(Excerpts from a figure dataset)
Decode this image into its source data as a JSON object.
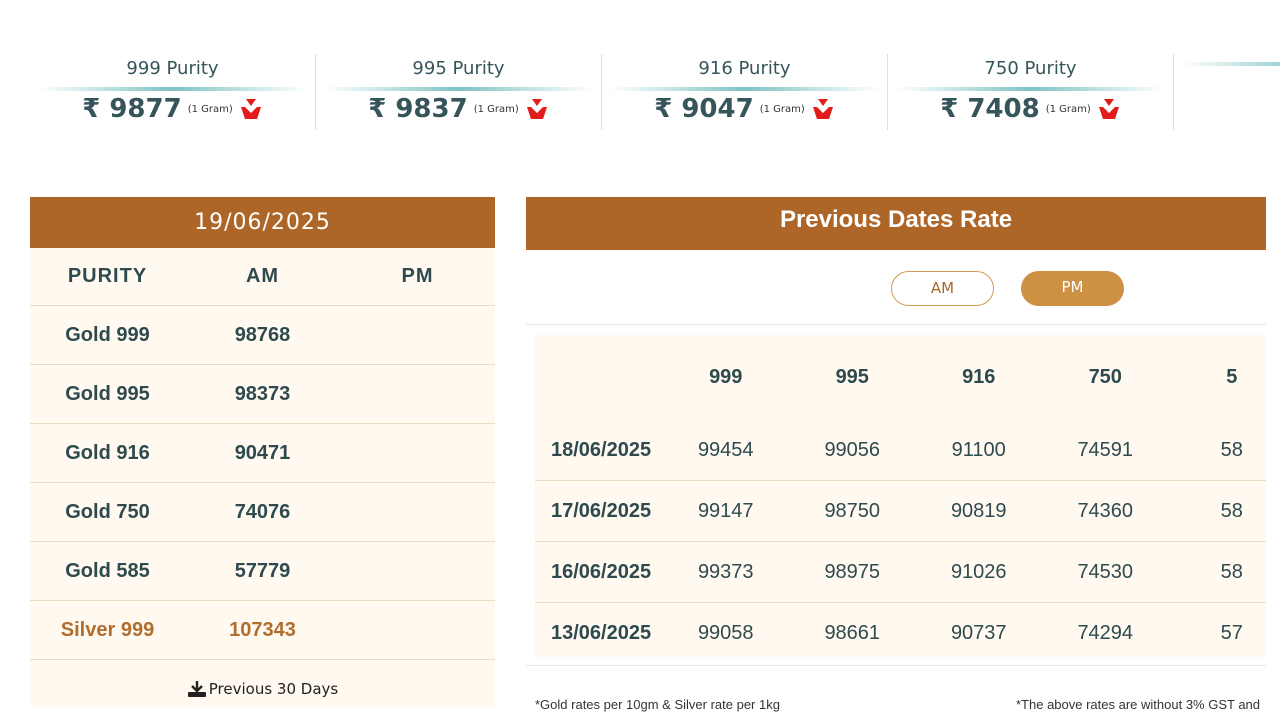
{
  "ticker": [
    {
      "name": "999 Purity",
      "price": "₹ 9877",
      "unit": "(1 Gram)",
      "trend": "down"
    },
    {
      "name": "995 Purity",
      "price": "₹ 9837",
      "unit": "(1 Gram)",
      "trend": "down"
    },
    {
      "name": "916 Purity",
      "price": "₹ 9047",
      "unit": "(1 Gram)",
      "trend": "down"
    },
    {
      "name": "750 Purity",
      "price": "₹ 7408",
      "unit": "(1 Gram)",
      "trend": "down"
    },
    {
      "name": "",
      "price": "₹",
      "unit": "",
      "trend": ""
    }
  ],
  "today": {
    "date": "19/06/2025",
    "headers": [
      "PURITY",
      "AM",
      "PM"
    ],
    "rows": [
      [
        "Gold 999",
        "98768",
        ""
      ],
      [
        "Gold 995",
        "98373",
        ""
      ],
      [
        "Gold 916",
        "90471",
        ""
      ],
      [
        "Gold 750",
        "74076",
        ""
      ],
      [
        "Gold 585",
        "57779",
        ""
      ],
      [
        "Silver 999",
        "107343",
        ""
      ]
    ],
    "download_label": "Previous 30 Days"
  },
  "previous": {
    "title": "Previous Dates Rate",
    "toggle": {
      "am": "AM",
      "pm": "PM",
      "selected": "PM"
    },
    "headers": [
      "",
      "999",
      "995",
      "916",
      "750",
      "5"
    ],
    "rows": [
      [
        "18/06/2025",
        "99454",
        "99056",
        "91100",
        "74591",
        "58"
      ],
      [
        "17/06/2025",
        "99147",
        "98750",
        "90819",
        "74360",
        "58"
      ],
      [
        "16/06/2025",
        "99373",
        "98975",
        "91026",
        "74530",
        "58"
      ],
      [
        "13/06/2025",
        "99058",
        "98661",
        "90737",
        "74294",
        "57"
      ]
    ],
    "note_left": "*Gold rates per 10gm & Silver rate per 1kg",
    "note_right": "*The above rates are without 3% GST and"
  },
  "colors": {
    "brand": "#ad6628",
    "accent": "#cd9143",
    "text": "#2e4a4f",
    "down": "#e21b1b"
  }
}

REQUIRED WORK => Pick out, from the lines above, every one that contains the string "name".

RESULT =>
      "name": "999 Purity",
      "name": "995 Purity",
      "name": "916 Purity",
      "name": "750 Purity",
      "name": "",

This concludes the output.